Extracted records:
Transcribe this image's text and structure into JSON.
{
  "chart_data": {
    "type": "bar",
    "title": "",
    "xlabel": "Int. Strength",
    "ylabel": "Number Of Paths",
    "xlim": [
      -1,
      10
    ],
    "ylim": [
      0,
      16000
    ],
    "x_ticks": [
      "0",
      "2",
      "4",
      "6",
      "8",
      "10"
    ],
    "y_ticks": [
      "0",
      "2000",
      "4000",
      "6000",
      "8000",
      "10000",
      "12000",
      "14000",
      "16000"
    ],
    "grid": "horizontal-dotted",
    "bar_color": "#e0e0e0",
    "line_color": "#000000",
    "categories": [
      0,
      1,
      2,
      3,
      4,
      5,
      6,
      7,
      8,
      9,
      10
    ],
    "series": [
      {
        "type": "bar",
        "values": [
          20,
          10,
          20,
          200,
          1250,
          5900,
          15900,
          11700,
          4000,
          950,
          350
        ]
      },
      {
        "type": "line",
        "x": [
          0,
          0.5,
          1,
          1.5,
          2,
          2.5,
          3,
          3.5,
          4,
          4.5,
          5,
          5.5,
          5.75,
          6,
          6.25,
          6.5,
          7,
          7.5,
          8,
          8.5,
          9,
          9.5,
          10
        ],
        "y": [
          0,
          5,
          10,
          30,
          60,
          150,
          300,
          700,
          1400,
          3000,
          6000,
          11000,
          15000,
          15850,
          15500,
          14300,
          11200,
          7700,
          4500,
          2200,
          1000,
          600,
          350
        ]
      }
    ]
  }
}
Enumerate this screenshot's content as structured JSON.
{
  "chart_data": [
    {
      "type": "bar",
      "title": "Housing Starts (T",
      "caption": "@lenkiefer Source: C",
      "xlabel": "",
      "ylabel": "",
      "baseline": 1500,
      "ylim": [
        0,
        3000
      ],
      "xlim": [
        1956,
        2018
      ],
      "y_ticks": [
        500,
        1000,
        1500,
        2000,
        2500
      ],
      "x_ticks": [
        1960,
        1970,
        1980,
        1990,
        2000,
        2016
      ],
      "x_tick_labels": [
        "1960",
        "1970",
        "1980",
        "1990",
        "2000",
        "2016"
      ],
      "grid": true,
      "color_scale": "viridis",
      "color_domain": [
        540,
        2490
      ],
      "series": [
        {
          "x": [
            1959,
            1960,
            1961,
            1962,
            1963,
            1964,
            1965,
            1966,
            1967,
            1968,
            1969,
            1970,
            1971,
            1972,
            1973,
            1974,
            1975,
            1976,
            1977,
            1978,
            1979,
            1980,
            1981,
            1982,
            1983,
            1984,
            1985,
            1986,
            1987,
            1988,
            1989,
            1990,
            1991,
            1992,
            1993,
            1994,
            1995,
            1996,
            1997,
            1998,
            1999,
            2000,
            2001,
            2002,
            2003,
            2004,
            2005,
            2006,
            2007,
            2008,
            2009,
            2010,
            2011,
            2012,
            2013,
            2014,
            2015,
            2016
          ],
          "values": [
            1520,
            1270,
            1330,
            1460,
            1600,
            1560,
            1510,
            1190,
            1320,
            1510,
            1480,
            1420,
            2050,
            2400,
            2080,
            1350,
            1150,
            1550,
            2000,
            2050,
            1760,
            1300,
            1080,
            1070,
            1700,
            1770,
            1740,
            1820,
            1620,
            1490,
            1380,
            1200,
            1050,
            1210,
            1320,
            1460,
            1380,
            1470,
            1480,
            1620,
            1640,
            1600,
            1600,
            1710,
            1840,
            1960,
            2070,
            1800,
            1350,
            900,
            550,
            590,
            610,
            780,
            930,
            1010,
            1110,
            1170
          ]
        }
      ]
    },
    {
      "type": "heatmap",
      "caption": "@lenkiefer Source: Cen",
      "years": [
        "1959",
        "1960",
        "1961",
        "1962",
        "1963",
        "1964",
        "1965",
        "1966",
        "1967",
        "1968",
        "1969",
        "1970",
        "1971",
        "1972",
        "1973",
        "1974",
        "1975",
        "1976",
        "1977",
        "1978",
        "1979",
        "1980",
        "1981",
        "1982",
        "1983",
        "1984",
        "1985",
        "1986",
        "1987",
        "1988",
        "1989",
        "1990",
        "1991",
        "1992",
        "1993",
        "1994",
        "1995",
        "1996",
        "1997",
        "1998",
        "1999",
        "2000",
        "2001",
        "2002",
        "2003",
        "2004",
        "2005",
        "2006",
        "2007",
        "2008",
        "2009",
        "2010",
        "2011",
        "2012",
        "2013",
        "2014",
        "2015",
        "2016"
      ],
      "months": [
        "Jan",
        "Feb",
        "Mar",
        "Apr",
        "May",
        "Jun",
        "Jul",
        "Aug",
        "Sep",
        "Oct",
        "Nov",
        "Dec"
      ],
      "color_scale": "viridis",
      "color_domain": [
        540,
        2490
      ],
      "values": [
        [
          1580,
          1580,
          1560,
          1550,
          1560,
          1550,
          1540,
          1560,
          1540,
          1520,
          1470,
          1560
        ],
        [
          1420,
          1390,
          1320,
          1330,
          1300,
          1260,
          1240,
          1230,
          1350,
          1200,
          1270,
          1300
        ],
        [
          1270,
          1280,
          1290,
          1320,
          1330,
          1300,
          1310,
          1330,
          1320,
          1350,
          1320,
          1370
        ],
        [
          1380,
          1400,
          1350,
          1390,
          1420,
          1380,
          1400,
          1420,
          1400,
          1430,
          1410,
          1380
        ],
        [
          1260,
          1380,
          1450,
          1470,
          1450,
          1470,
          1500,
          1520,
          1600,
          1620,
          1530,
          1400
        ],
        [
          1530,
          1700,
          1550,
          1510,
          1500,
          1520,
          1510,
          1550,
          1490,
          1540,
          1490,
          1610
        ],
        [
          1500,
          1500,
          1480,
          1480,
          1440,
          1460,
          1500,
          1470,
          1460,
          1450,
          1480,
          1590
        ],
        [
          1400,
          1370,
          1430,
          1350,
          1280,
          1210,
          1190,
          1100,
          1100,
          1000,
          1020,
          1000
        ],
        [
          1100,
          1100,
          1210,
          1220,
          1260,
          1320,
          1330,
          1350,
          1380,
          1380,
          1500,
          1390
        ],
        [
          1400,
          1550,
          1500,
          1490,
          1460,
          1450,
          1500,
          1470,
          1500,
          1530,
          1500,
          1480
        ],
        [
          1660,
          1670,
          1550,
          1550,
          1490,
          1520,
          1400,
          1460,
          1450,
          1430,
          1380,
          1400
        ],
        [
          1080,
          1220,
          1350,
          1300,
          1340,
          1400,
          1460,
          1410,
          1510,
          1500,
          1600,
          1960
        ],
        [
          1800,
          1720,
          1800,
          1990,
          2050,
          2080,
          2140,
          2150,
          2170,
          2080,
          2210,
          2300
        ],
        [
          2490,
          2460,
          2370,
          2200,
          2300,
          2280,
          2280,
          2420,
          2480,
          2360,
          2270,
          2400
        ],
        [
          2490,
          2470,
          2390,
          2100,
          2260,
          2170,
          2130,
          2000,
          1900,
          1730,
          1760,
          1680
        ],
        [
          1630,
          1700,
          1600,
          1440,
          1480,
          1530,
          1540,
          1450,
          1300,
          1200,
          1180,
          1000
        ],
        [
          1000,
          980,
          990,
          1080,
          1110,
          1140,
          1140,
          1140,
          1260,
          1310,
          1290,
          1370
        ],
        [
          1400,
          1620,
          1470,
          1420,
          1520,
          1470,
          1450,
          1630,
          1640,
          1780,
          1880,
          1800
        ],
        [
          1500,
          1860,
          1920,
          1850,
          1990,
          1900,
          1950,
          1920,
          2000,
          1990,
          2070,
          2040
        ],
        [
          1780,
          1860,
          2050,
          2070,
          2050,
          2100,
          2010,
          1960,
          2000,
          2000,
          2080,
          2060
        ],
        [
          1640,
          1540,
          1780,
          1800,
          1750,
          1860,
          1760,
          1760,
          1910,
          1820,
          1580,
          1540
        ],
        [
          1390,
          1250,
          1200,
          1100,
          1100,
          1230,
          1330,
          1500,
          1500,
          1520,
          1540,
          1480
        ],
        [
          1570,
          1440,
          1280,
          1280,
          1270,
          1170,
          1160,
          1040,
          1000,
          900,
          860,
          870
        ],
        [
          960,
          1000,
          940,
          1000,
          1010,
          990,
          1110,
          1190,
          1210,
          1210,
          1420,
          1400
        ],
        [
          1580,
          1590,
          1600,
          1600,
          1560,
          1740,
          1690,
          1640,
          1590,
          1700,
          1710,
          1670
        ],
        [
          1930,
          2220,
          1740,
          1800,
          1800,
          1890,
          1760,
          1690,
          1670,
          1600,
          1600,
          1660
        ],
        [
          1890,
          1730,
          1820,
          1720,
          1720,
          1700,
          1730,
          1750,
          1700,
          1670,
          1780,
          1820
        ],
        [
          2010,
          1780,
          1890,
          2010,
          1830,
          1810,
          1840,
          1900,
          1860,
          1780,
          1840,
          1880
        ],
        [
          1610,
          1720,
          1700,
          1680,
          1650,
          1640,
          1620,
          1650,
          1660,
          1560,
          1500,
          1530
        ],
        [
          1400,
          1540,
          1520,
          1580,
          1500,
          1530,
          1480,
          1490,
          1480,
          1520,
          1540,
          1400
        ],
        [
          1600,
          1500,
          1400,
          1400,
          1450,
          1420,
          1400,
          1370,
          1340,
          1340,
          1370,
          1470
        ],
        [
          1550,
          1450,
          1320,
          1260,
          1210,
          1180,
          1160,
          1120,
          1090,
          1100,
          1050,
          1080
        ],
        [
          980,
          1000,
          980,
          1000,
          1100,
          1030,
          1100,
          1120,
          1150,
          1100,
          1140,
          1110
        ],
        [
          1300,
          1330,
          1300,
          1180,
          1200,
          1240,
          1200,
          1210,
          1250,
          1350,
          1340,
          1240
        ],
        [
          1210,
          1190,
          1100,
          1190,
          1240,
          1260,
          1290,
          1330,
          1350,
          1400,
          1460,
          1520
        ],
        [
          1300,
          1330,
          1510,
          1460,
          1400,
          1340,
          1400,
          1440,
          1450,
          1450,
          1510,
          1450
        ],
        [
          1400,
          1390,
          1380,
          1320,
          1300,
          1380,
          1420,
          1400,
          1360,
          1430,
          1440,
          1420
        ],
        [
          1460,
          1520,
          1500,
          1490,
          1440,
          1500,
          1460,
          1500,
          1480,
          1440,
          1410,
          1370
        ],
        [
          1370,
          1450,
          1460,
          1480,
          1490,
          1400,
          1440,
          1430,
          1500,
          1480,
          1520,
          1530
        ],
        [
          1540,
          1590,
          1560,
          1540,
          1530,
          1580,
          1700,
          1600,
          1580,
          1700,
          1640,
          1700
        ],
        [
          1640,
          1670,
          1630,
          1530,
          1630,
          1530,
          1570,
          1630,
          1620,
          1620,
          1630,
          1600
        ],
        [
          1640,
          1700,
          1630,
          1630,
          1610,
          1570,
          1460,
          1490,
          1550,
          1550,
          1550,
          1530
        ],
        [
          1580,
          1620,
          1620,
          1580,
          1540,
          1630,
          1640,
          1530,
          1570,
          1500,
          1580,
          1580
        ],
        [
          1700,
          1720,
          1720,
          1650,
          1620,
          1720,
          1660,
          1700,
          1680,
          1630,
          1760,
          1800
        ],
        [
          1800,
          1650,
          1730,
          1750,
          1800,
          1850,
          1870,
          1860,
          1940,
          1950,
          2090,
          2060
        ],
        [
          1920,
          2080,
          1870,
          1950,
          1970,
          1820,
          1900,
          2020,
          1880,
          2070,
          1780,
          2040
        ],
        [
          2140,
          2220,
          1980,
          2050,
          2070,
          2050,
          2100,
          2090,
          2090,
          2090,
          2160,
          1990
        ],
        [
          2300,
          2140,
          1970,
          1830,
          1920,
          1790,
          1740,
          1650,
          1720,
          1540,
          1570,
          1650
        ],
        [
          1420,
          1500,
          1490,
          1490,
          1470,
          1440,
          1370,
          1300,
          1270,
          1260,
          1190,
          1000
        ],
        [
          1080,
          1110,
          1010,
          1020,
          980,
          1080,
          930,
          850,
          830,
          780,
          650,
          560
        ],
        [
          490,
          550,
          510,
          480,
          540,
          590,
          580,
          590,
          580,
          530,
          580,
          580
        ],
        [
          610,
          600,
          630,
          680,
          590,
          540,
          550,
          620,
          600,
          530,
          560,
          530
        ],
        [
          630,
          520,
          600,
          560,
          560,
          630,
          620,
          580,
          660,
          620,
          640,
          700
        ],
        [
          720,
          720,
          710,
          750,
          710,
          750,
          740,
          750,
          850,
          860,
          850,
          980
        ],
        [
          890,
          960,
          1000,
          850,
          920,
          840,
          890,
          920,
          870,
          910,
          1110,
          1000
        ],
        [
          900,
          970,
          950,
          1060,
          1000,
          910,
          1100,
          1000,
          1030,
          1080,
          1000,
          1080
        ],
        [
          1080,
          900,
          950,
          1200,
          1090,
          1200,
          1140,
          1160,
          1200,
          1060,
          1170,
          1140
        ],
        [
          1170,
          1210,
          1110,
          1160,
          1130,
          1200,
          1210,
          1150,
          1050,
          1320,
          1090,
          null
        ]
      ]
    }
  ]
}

## GIVEN EXERCISE
Where a line above contains the word "this", copy that line.

## EXERCISE RESULT
Transcribe this image's text and structure into JSON.
Enumerate this screenshot's content as structured JSON.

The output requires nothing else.